[WHAT THE TASK REQUIRES]: Search the listing below for the string "measured" and copy every line where it occurs.

[GIVEN RECORDS]:
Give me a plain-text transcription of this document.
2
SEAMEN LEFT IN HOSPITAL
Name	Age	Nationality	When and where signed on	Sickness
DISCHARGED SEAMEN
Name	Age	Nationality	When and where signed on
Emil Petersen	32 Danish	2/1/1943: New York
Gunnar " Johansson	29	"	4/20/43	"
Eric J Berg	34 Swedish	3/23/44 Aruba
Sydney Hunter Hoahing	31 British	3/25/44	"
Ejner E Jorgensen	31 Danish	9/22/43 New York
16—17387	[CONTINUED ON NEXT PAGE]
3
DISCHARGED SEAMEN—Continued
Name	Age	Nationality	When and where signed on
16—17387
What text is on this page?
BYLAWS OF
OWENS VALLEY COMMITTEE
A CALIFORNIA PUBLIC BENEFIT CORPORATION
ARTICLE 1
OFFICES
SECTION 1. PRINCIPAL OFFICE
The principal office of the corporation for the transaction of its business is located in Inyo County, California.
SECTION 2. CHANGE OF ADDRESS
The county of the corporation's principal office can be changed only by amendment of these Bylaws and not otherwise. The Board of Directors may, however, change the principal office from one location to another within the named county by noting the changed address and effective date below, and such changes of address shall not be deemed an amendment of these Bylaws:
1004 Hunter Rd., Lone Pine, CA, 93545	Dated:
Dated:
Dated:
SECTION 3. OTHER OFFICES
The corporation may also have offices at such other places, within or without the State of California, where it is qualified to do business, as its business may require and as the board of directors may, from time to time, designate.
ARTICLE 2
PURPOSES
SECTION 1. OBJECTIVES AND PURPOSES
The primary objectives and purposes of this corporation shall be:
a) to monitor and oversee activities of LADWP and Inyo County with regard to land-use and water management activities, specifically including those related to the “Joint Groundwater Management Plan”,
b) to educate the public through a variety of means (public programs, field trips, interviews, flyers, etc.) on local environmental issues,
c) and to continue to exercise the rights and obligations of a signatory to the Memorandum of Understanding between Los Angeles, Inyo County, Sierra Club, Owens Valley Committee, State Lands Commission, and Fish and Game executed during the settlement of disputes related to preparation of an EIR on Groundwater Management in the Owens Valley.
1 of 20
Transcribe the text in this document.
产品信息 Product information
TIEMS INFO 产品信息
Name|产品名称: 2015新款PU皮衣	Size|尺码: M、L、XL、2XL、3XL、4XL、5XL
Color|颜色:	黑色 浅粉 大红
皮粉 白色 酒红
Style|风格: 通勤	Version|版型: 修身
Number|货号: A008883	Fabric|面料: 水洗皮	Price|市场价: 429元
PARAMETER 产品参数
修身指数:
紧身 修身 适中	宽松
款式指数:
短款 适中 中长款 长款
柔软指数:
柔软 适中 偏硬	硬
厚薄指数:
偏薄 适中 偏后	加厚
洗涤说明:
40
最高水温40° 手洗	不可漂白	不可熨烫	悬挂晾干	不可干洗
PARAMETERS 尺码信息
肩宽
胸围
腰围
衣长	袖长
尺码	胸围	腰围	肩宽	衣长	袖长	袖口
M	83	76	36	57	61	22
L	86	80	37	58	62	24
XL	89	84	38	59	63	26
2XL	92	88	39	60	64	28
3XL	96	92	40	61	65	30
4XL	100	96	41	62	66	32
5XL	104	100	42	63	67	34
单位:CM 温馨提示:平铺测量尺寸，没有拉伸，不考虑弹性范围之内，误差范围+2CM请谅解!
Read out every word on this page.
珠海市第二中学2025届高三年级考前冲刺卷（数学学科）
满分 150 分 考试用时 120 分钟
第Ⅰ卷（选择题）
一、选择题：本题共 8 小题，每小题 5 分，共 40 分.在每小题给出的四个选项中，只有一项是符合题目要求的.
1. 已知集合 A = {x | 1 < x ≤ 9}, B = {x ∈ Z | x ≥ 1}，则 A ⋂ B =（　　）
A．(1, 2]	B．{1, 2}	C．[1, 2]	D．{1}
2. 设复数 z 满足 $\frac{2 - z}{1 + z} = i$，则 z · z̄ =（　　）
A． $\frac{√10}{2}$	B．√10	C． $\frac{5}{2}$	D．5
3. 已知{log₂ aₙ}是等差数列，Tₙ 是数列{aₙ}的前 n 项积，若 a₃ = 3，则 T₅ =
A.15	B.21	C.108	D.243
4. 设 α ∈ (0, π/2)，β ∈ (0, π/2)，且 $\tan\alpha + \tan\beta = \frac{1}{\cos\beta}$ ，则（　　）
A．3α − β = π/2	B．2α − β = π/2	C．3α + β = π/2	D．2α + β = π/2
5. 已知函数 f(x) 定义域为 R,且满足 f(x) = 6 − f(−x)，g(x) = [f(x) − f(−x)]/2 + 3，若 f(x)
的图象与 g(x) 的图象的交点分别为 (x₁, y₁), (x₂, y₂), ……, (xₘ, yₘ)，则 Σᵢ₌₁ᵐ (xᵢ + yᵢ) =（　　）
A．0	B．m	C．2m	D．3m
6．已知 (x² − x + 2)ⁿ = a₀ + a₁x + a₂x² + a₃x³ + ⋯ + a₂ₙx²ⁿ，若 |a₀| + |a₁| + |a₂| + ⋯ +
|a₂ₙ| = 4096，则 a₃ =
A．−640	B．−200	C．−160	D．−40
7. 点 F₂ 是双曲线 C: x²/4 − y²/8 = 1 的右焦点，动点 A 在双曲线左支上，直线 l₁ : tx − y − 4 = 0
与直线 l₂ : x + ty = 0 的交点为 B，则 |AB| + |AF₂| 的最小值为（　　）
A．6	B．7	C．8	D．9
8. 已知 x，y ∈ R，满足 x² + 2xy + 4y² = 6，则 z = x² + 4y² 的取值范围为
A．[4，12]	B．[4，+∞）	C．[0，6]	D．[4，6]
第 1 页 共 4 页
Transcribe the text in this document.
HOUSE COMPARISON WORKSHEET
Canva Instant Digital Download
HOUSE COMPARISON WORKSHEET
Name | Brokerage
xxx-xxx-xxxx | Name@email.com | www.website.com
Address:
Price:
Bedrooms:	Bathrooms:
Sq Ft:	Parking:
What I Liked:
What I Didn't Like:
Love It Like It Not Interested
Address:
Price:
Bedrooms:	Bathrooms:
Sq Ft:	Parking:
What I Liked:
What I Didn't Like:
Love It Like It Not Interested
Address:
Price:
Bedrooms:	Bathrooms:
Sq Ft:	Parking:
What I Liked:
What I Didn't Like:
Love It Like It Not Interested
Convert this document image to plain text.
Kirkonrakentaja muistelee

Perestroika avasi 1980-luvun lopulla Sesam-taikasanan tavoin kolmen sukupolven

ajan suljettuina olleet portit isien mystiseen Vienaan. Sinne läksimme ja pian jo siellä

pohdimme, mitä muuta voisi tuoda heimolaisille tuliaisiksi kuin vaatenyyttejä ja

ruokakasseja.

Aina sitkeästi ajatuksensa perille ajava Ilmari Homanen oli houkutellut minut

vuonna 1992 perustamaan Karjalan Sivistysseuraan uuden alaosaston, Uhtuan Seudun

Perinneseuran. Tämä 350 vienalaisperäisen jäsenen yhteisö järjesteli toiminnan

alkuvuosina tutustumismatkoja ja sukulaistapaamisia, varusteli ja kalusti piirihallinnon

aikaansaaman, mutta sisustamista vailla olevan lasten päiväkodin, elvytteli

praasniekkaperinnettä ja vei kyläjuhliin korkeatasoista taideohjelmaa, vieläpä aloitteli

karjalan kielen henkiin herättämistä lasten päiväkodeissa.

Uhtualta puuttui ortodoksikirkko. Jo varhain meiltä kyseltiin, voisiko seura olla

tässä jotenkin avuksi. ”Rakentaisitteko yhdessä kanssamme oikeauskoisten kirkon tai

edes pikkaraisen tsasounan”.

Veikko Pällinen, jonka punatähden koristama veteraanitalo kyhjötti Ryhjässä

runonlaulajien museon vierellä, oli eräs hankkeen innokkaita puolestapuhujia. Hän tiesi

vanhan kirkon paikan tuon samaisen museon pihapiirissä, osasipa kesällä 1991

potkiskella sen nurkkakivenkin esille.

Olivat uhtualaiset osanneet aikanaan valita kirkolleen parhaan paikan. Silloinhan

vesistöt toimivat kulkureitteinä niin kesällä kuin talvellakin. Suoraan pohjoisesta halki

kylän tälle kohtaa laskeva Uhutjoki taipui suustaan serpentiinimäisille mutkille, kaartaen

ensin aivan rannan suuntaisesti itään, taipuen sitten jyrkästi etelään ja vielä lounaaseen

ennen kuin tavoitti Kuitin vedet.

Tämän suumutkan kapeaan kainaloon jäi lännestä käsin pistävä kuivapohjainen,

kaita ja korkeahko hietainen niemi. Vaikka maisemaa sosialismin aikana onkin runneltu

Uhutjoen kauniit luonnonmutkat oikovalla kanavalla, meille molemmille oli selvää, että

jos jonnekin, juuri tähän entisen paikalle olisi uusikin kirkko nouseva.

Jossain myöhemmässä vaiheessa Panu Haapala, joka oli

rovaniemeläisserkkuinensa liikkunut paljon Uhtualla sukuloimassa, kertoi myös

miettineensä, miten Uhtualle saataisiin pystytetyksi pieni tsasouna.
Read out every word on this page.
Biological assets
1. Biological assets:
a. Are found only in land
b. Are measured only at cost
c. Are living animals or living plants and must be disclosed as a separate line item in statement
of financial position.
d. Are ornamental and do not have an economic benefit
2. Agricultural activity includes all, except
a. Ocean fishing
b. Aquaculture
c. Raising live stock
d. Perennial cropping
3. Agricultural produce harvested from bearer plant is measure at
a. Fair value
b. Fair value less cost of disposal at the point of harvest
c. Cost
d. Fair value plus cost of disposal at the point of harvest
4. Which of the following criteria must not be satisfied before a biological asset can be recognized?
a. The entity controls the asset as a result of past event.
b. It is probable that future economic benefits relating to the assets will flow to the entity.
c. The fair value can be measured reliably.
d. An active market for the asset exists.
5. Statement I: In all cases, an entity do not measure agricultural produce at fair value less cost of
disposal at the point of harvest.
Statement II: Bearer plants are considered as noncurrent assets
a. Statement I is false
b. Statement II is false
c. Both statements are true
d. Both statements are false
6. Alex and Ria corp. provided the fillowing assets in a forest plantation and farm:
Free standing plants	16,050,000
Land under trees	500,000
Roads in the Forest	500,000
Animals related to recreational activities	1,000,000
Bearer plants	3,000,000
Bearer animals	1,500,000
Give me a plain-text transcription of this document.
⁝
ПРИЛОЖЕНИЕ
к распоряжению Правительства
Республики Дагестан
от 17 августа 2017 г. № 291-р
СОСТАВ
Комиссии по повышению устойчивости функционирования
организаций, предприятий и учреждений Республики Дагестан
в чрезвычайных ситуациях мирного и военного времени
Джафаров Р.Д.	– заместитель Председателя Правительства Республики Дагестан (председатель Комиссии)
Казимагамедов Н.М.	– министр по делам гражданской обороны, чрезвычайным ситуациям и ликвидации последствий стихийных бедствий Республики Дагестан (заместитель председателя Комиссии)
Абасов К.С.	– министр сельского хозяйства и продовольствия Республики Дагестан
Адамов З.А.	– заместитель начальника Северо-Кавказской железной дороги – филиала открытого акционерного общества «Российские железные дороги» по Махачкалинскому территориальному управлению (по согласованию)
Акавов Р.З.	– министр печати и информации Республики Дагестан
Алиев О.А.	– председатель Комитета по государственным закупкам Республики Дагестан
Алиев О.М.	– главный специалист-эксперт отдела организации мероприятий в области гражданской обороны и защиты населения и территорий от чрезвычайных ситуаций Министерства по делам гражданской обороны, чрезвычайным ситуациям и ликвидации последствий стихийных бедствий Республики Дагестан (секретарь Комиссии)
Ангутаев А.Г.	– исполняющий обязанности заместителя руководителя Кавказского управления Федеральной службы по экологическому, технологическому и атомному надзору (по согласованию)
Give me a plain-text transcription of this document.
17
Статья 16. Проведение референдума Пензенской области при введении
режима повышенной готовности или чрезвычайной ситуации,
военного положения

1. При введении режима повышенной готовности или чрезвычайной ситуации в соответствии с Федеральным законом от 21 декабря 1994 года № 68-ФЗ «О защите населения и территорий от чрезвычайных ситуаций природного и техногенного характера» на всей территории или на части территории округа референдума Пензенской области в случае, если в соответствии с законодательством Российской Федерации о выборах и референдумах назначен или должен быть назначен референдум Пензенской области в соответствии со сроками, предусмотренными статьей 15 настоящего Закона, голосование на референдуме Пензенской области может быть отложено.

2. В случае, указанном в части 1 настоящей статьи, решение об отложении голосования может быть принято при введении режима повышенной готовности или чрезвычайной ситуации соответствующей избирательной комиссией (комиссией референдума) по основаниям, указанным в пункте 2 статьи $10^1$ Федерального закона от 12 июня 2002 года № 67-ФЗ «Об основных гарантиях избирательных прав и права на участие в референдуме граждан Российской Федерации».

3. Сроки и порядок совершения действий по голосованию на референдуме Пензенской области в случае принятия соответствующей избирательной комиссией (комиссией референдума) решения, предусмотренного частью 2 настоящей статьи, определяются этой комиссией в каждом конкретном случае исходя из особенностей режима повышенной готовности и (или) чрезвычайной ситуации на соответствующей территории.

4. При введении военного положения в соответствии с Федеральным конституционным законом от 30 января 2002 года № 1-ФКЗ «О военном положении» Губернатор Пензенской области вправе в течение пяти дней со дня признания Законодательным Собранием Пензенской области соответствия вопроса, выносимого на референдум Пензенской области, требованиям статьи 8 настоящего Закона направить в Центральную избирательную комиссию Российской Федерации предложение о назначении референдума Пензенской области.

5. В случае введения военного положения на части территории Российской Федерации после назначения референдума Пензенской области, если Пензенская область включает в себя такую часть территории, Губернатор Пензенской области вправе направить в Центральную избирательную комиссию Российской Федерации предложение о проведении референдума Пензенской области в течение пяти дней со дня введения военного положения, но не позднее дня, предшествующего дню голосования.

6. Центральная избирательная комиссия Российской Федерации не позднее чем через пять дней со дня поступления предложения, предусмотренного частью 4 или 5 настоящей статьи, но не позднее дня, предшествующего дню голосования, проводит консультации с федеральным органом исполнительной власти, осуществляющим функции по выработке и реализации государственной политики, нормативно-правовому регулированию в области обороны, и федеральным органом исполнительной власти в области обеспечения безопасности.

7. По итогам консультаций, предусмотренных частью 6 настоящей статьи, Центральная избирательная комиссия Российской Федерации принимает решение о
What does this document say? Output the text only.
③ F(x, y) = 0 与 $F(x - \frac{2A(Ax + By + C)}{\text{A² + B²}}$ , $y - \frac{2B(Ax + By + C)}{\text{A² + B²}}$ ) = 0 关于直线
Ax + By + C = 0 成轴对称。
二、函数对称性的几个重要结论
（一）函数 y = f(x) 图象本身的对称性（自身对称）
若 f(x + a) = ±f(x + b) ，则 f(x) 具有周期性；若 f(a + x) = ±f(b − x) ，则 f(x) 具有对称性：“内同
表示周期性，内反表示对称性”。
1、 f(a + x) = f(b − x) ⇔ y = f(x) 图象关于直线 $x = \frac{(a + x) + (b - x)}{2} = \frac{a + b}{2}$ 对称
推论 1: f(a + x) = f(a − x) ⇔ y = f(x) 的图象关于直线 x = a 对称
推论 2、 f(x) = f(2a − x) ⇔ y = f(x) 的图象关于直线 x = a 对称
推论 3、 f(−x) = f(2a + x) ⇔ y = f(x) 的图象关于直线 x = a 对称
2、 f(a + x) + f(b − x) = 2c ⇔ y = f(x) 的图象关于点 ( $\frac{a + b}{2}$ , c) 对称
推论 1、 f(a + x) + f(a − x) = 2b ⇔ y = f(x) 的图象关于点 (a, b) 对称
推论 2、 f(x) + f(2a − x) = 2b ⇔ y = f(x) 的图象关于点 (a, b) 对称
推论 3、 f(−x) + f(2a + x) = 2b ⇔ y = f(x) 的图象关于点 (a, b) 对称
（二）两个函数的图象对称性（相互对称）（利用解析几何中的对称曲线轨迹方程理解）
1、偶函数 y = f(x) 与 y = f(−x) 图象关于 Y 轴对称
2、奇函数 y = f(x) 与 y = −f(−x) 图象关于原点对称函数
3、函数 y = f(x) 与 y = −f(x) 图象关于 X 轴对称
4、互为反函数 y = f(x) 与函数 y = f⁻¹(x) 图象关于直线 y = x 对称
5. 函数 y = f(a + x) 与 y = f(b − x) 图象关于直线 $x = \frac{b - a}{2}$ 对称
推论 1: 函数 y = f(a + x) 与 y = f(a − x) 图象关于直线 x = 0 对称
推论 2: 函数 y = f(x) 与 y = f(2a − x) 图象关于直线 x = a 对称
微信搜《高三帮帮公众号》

[TASK OUTPUT]:
b. Are measured only at cost
c. The fair value can be measured reliably.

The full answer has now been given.